Written request :: Each record must be retyped in full. No character may differ.

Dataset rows

-- begin --

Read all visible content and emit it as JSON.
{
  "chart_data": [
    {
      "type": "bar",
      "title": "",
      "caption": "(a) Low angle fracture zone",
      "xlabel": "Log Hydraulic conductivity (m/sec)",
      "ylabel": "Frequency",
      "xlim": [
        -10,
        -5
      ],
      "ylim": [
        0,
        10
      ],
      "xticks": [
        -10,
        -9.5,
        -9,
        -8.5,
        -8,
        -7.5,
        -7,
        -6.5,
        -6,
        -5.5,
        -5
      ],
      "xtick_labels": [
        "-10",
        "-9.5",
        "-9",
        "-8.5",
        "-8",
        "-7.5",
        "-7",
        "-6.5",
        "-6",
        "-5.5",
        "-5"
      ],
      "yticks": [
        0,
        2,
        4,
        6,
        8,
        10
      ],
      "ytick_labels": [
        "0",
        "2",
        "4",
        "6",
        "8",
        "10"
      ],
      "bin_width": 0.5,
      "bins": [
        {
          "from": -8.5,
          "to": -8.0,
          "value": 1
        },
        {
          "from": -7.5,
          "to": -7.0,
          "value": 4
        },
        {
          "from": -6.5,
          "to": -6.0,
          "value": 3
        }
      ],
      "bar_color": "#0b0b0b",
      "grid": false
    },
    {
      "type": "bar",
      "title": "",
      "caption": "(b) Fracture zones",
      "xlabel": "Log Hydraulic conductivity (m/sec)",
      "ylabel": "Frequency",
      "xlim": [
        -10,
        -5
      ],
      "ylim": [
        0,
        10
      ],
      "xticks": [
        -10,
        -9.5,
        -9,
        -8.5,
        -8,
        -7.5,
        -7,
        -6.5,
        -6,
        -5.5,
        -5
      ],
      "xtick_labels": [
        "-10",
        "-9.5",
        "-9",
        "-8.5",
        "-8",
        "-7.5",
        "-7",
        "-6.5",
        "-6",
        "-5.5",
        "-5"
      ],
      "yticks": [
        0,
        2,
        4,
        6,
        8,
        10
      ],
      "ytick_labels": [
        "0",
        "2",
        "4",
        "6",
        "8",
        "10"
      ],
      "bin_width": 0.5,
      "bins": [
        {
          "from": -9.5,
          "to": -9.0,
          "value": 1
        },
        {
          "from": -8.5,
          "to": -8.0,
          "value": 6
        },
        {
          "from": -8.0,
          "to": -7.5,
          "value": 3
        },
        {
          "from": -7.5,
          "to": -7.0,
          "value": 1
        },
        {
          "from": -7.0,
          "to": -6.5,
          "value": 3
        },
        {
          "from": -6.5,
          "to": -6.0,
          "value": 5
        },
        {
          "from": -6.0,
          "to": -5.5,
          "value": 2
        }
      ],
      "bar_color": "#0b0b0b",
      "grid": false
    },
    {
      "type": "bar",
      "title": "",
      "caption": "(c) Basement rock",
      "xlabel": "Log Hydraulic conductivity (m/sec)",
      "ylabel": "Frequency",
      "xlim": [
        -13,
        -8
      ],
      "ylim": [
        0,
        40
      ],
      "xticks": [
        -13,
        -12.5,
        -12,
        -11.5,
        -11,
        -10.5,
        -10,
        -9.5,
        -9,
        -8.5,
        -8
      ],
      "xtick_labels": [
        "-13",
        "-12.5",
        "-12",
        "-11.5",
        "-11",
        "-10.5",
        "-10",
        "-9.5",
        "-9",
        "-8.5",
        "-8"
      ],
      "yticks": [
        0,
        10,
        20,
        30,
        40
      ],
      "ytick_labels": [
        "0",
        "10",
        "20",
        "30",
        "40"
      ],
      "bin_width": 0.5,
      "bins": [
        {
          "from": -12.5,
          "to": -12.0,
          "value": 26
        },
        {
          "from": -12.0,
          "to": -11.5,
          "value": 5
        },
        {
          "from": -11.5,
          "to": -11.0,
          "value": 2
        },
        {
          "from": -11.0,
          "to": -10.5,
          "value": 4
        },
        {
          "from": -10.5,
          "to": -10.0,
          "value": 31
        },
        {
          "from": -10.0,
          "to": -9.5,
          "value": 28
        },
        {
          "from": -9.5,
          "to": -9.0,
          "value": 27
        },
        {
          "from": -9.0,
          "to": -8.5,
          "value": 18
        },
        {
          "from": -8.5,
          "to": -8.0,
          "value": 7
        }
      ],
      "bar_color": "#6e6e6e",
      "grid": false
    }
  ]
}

-- end --

Solution to this problem ::
Read all visible content and emit it as JSON.
{
  "chart_data": [
    {
      "type": "bar",
      "title": "",
      "caption": "(a) Low angle fracture zone",
      "xlabel": "Log Hydraulic conductivity (m/sec)",
      "ylabel": "Frequency",
      "xlim": [
        -10,
        -5
      ],
      "ylim": [
        0,
        10
      ],
      "xticks": [
        -10,
        -9.5,
        -9,
        -8.5,
        -8,
        -7.5,
        -7,
        -6.5,
        -6,
        -5.5,
        -5
      ],
      "xtick_labels": [
        "-10",
        "-9.5",
        "-9",
        "-8.5",
        "-8",
        "-7.5",
        "-7",
        "-6.5",
        "-6",
        "-5.5",
        "-5"
      ],
      "yticks": [
        0,
        2,
        4,
        6,
        8,
        10
      ],
      "ytick_labels": [
        "0",
        "2",
        "4",
        "6",
        "8",
        "10"
      ],
      "bin_width": 0.5,
      "bins": [
        {
          "from": -8.5,
          "to": -8.0,
          "value": 1
        },
        {
          "from": -7.5,
          "to": -7.0,
          "value": 4
        },
        {
          "from": -6.5,
          "to": -6.0,
          "value": 3
        }
      ],
      "bar_color": "#0b0b0b",
      "grid": false
    },
    {
      "type": "bar",
      "title": "",
      "caption": "(b) Fracture zones",
      "xlabel": "Log Hydraulic conductivity (m/sec)",
      "ylabel": "Frequency",
      "xlim": [
        -10,
        -5
      ],
      "ylim": [
        0,
        10
      ],
      "xticks": [
        -10,
        -9.5,
        -9,
        -8.5,
        -8,
        -7.5,
        -7,
        -6.5,
        -6,
        -5.5,
        -5
      ],
      "xtick_labels": [
        "-10",
        "-9.5",
        "-9",
        "-8.5",
        "-8",
        "-7.5",
        "-7",
        "-6.5",
        "-6",
        "-5.5",
        "-5"
      ],
      "yticks": [
        0,
        2,
        4,
        6,
        8,
        10
      ],
      "ytick_labels": [
        "0",
        "2",
        "4",
        "6",
        "8",
        "10"
      ],
      "bin_width": 0.5,
      "bins": [
        {
          "from": -9.5,
          "to": -9.0,
          "value": 1
        },
        {
          "from": -8.5,
          "to": -8.0,
          "value": 6
        },
        {
          "from": -8.0,
          "to": -7.5,
          "value": 3
        },
        {
          "from": -7.5,
          "to": -7.0,
          "value": 1
        },
        {
          "from": -7.0,
          "to": -6.5,
          "value": 3
        },
        {
          "from": -6.5,
          "to": -6.0,
          "value": 5
        },
        {
          "from": -6.0,
          "to": -5.5,
          "value": 2
        }
      ],
      "bar_color": "#0b0b0b",
      "grid": false
    },
    {
      "type": "bar",
      "title": "",
      "caption": "(c) Basement rock",
      "xlabel": "Log Hydraulic conductivity (m/sec)",
      "ylabel": "Frequency",
      "xlim": [
        -13,
        -8
      ],
      "ylim": [
        0,
        40
      ],
      "xticks": [
        -13,
        -12.5,
        -12,
        -11.5,
        -11,
        -10.5,
        -10,
        -9.5,
        -9,
        -8.5,
        -8
      ],
      "xtick_labels": [
        "-13",
        "-12.5",
        "-12",
        "-11.5",
        "-11",
        "-10.5",
        "-10",
        "-9.5",
        "-9",
        "-8.5",
        "-8"
      ],
      "yticks": [
        0,
        10,
        20,
        30,
        40
      ],
      "ytick_labels": [
        "0",
        "10",
        "20",
        "30",
        "40"
      ],
      "bin_width": 0.5,
      "bins": [
        {
          "from": -12.5,
          "to": -12.0,
          "value": 26
        },
        {
          "from": -12.0,
          "to": -11.5,
          "value": 5
        },
        {
          "from": -11.5,
          "to": -11.0,
          "value": 2
        },
        {
          "from": -11.0,
          "to": -10.5,
          "value": 4
        },
        {
          "from": -10.5,
          "to": -10.0,
          "value": 31
        },
        {
          "from": -10.0,
          "to": -9.5,
          "value": 28
        },
        {
          "from": -9.5,
          "to": -9.0,
          "value": 27
        },
        {
          "from": -9.0,
          "to": -8.5,
          "value": 18
        },
        {
          "from": -8.5,
          "to": -8.0,
          "value": 7
        }
      ],
      "bar_color": "#6e6e6e",
      "grid": false
    }
  ]
}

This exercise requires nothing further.